# THE TASK
Transcribe the material in full. Nothing should differ except that the pictures are left out.

# TASK DATA
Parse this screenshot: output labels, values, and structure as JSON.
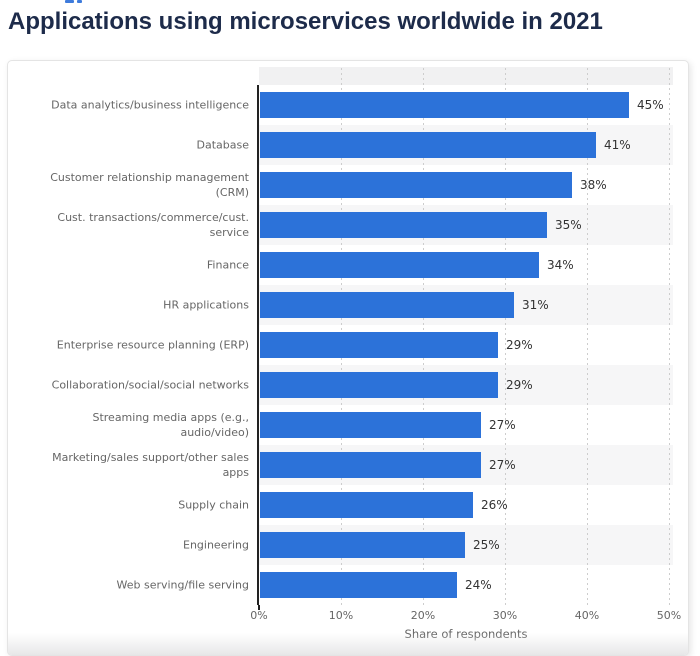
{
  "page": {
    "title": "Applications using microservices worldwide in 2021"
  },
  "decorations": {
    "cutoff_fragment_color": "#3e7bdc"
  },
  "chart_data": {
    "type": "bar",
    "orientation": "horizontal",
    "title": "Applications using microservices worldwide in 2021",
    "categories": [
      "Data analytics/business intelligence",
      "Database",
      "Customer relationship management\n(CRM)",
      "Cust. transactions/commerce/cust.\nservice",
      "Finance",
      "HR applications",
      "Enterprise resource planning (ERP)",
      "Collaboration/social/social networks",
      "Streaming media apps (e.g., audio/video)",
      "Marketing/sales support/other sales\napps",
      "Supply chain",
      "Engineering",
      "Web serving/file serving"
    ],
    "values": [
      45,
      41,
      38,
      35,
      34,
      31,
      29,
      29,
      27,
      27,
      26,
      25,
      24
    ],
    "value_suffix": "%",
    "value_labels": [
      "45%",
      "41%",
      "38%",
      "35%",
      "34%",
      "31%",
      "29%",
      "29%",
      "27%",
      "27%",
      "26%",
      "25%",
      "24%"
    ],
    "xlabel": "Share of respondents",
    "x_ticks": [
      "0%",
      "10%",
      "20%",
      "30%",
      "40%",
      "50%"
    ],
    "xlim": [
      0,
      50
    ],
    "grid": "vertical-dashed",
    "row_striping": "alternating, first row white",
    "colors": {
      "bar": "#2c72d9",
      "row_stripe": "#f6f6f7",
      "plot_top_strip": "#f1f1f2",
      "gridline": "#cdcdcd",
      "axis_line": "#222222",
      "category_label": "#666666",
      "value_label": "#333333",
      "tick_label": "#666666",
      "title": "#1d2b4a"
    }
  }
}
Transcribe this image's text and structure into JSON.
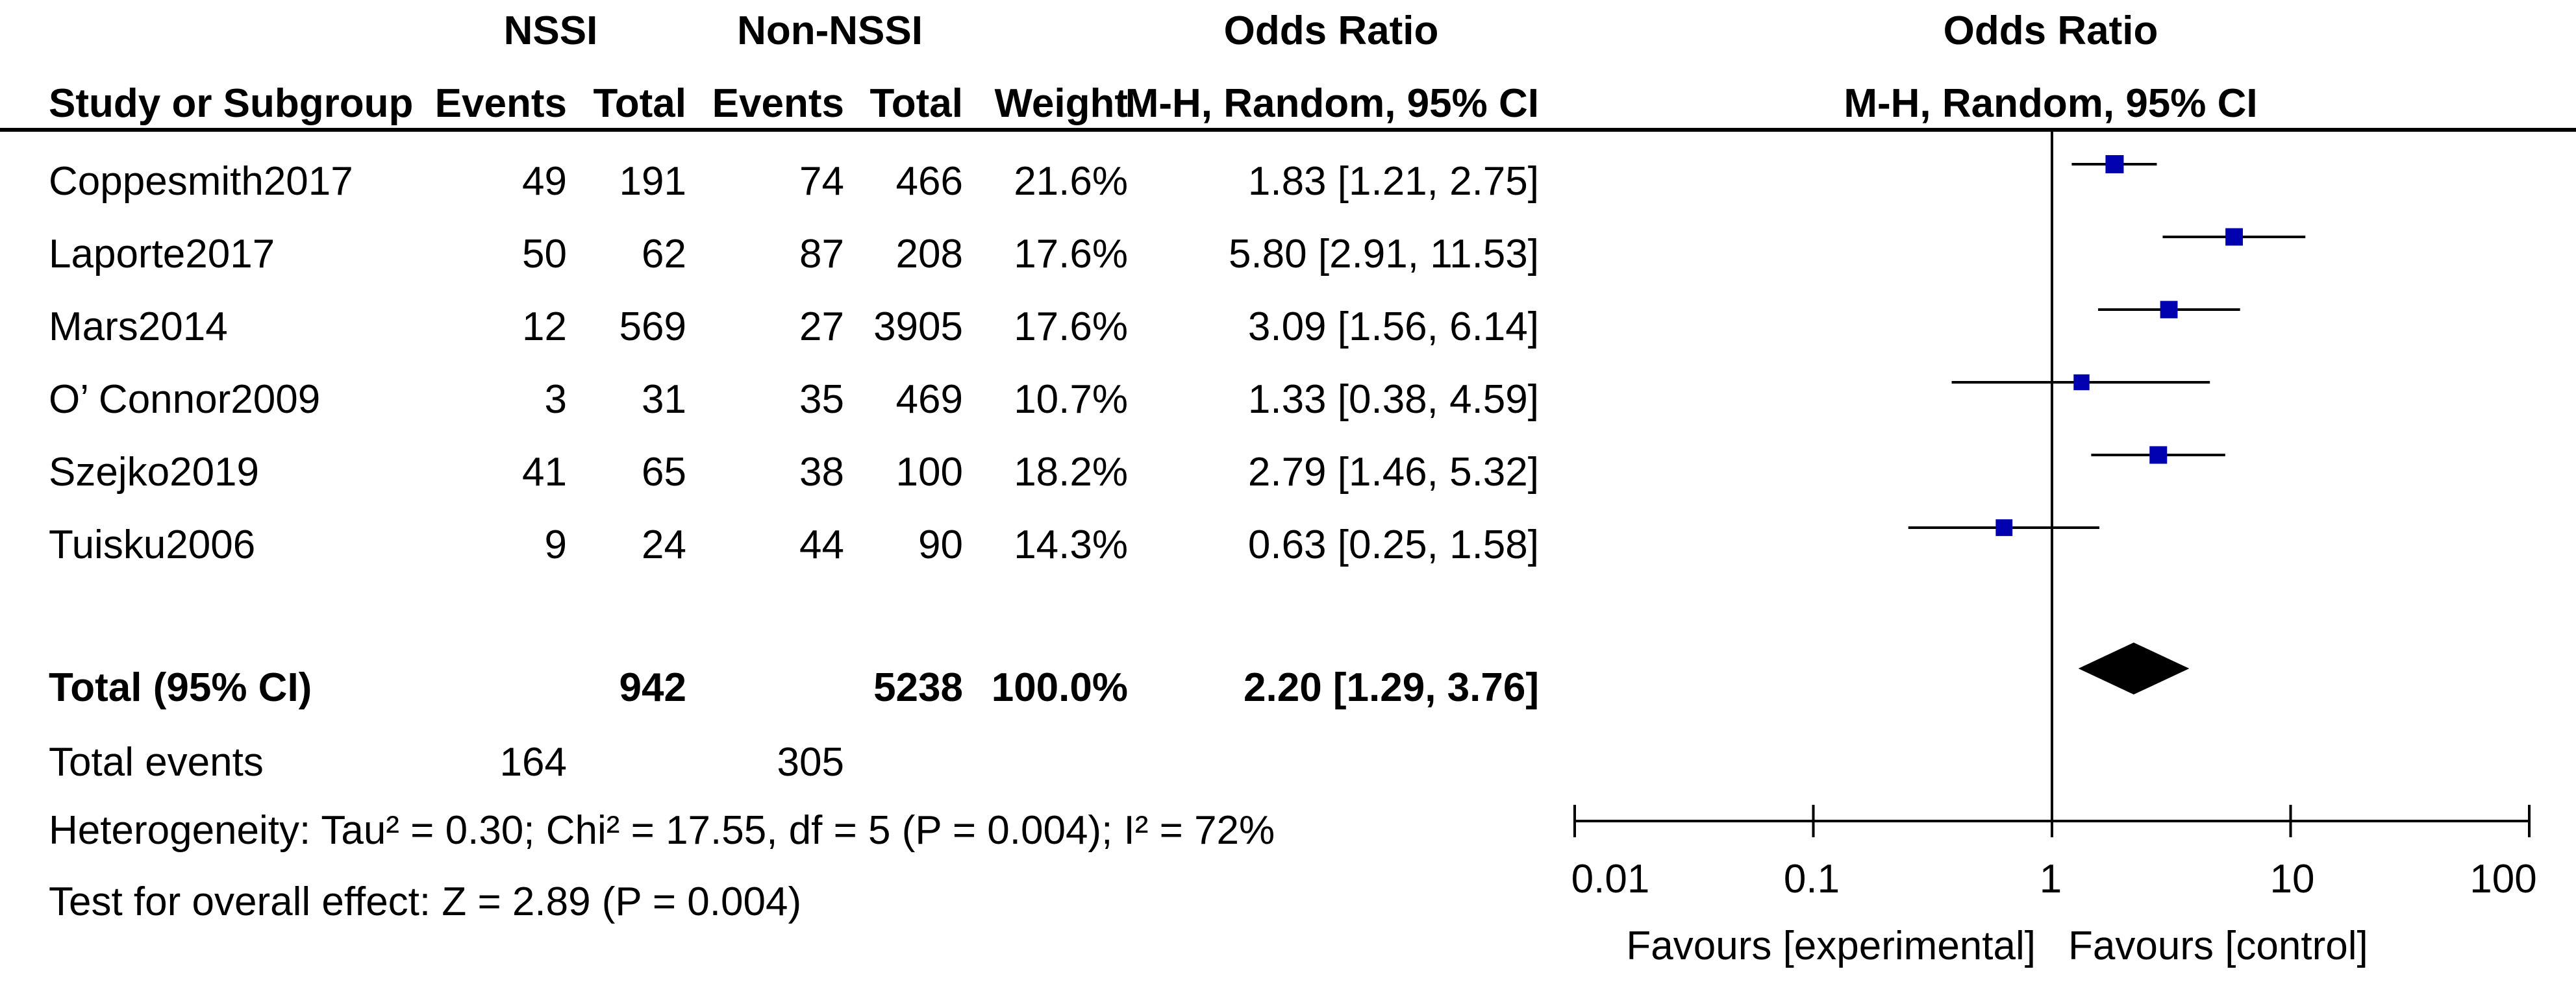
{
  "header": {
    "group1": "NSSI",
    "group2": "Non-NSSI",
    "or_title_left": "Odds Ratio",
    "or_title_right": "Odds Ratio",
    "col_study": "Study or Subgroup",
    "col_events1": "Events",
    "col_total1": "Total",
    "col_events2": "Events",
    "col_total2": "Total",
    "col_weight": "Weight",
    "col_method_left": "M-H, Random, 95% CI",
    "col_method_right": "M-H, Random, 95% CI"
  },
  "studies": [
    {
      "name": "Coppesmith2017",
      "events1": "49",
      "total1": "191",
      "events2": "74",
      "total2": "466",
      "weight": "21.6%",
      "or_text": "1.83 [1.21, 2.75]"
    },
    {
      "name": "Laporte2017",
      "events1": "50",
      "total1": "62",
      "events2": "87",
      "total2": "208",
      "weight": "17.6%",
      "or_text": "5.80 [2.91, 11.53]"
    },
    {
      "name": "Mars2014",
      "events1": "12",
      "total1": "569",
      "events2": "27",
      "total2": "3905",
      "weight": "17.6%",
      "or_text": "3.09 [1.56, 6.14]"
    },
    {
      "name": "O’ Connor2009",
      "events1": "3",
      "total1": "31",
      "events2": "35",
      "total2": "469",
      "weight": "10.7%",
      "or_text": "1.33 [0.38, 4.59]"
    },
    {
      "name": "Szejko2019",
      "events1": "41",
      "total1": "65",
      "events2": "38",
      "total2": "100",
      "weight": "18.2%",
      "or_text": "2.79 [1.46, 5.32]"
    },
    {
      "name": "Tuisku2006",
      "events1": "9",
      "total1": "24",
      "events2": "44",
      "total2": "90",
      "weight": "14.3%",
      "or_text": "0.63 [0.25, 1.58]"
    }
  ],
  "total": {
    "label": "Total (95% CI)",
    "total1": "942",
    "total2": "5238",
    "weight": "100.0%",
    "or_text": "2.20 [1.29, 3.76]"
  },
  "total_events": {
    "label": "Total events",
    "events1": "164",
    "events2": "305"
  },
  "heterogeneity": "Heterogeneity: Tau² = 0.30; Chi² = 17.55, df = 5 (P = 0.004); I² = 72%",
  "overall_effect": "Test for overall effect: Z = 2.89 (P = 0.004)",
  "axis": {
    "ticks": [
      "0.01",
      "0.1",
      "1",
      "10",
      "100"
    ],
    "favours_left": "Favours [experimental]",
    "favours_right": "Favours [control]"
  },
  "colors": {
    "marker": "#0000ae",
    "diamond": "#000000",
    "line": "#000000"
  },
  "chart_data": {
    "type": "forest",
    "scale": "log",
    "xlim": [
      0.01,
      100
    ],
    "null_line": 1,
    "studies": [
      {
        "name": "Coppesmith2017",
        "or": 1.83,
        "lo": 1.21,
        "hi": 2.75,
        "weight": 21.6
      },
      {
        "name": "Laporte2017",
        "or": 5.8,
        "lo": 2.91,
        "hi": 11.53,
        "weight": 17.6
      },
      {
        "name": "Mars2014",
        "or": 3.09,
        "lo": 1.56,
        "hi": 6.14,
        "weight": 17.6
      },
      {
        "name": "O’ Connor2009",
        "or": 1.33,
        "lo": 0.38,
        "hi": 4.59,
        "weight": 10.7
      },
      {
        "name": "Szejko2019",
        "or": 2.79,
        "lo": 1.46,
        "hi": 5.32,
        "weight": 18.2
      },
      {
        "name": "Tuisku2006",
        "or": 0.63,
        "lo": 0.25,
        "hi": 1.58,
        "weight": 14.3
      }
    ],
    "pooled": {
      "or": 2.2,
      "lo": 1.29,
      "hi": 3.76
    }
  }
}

# EXERCISE ANSWER
Parse this screenshot: output labels, values, and structure as JSON.
{
  "page": {
    "title": "Applications using microservices worldwide in 2021"
  },
  "decorations": {
    "cutoff_fragment_color": "#3e7bdc"
  },
  "chart_data": {
    "type": "bar",
    "orientation": "horizontal",
    "title": "Applications using microservices worldwide in 2021",
    "categories": [
      "Data analytics/business intelligence",
      "Database",
      "Customer relationship management\n(CRM)",
      "Cust. transactions/commerce/cust.\nservice",
      "Finance",
      "HR applications",
      "Enterprise resource planning (ERP)",
      "Collaboration/social/social networks",
      "Streaming media apps (e.g., audio/video)",
      "Marketing/sales support/other sales\napps",
      "Supply chain",
      "Engineering",
      "Web serving/file serving"
    ],
    "values": [
      45,
      41,
      38,
      35,
      34,
      31,
      29,
      29,
      27,
      27,
      26,
      25,
      24
    ],
    "value_suffix": "%",
    "value_labels": [
      "45%",
      "41%",
      "38%",
      "35%",
      "34%",
      "31%",
      "29%",
      "29%",
      "27%",
      "27%",
      "26%",
      "25%",
      "24%"
    ],
    "xlabel": "Share of respondents",
    "x_ticks": [
      "0%",
      "10%",
      "20%",
      "30%",
      "40%",
      "50%"
    ],
    "xlim": [
      0,
      50
    ],
    "grid": "vertical-dashed",
    "row_striping": "alternating, first row white",
    "colors": {
      "bar": "#2c72d9",
      "row_stripe": "#f6f6f7",
      "plot_top_strip": "#f1f1f2",
      "gridline": "#cdcdcd",
      "axis_line": "#222222",
      "category_label": "#666666",
      "value_label": "#333333",
      "tick_label": "#666666",
      "title": "#1d2b4a"
    }
  }
}
Transcribe this image's text and structure into JSON.
{
  "header": {
    "group1": "NSSI",
    "group2": "Non-NSSI",
    "or_title_left": "Odds Ratio",
    "or_title_right": "Odds Ratio",
    "col_study": "Study or Subgroup",
    "col_events1": "Events",
    "col_total1": "Total",
    "col_events2": "Events",
    "col_total2": "Total",
    "col_weight": "Weight",
    "col_method_left": "M-H, Random, 95% CI",
    "col_method_right": "M-H, Random, 95% CI"
  },
  "studies": [
    {
      "name": "Coppesmith2017",
      "events1": "49",
      "total1": "191",
      "events2": "74",
      "total2": "466",
      "weight": "21.6%",
      "or_text": "1.83 [1.21, 2.75]"
    },
    {
      "name": "Laporte2017",
      "events1": "50",
      "total1": "62",
      "events2": "87",
      "total2": "208",
      "weight": "17.6%",
      "or_text": "5.80 [2.91, 11.53]"
    },
    {
      "name": "Mars2014",
      "events1": "12",
      "total1": "569",
      "events2": "27",
      "total2": "3905",
      "weight": "17.6%",
      "or_text": "3.09 [1.56, 6.14]"
    },
    {
      "name": "O’ Connor2009",
      "events1": "3",
      "total1": "31",
      "events2": "35",
      "total2": "469",
      "weight": "10.7%",
      "or_text": "1.33 [0.38, 4.59]"
    },
    {
      "name": "Szejko2019",
      "events1": "41",
      "total1": "65",
      "events2": "38",
      "total2": "100",
      "weight": "18.2%",
      "or_text": "2.79 [1.46, 5.32]"
    },
    {
      "name": "Tuisku2006",
      "events1": "9",
      "total1": "24",
      "events2": "44",
      "total2": "90",
      "weight": "14.3%",
      "or_text": "0.63 [0.25, 1.58]"
    }
  ],
  "total": {
    "label": "Total (95% CI)",
    "total1": "942",
    "total2": "5238",
    "weight": "100.0%",
    "or_text": "2.20 [1.29, 3.76]"
  },
  "total_events": {
    "label": "Total events",
    "events1": "164",
    "events2": "305"
  },
  "heterogeneity": "Heterogeneity: Tau² = 0.30; Chi² = 17.55, df = 5 (P = 0.004); I² = 72%",
  "overall_effect": "Test for overall effect: Z = 2.89 (P = 0.004)",
  "axis": {
    "ticks": [
      "0.01",
      "0.1",
      "1",
      "10",
      "100"
    ],
    "favours_left": "Favours [experimental]",
    "favours_right": "Favours [control]"
  },
  "colors": {
    "marker": "#0000ae",
    "diamond": "#000000",
    "line": "#000000"
  },
  "chart_data": {
    "type": "forest",
    "scale": "log",
    "xlim": [
      0.01,
      100
    ],
    "null_line": 1,
    "studies": [
      {
        "name": "Coppesmith2017",
        "or": 1.83,
        "lo": 1.21,
        "hi": 2.75,
        "weight": 21.6
      },
      {
        "name": "Laporte2017",
        "or": 5.8,
        "lo": 2.91,
        "hi": 11.53,
        "weight": 17.6
      },
      {
        "name": "Mars2014",
        "or": 3.09,
        "lo": 1.56,
        "hi": 6.14,
        "weight": 17.6
      },
      {
        "name": "O’ Connor2009",
        "or": 1.33,
        "lo": 0.38,
        "hi": 4.59,
        "weight": 10.7
      },
      {
        "name": "Szejko2019",
        "or": 2.79,
        "lo": 1.46,
        "hi": 5.32,
        "weight": 18.2
      },
      {
        "name": "Tuisku2006",
        "or": 0.63,
        "lo": 0.25,
        "hi": 1.58,
        "weight": 14.3
      }
    ],
    "pooled": {
      "or": 2.2,
      "lo": 1.29,
      "hi": 3.76
    }
  }
}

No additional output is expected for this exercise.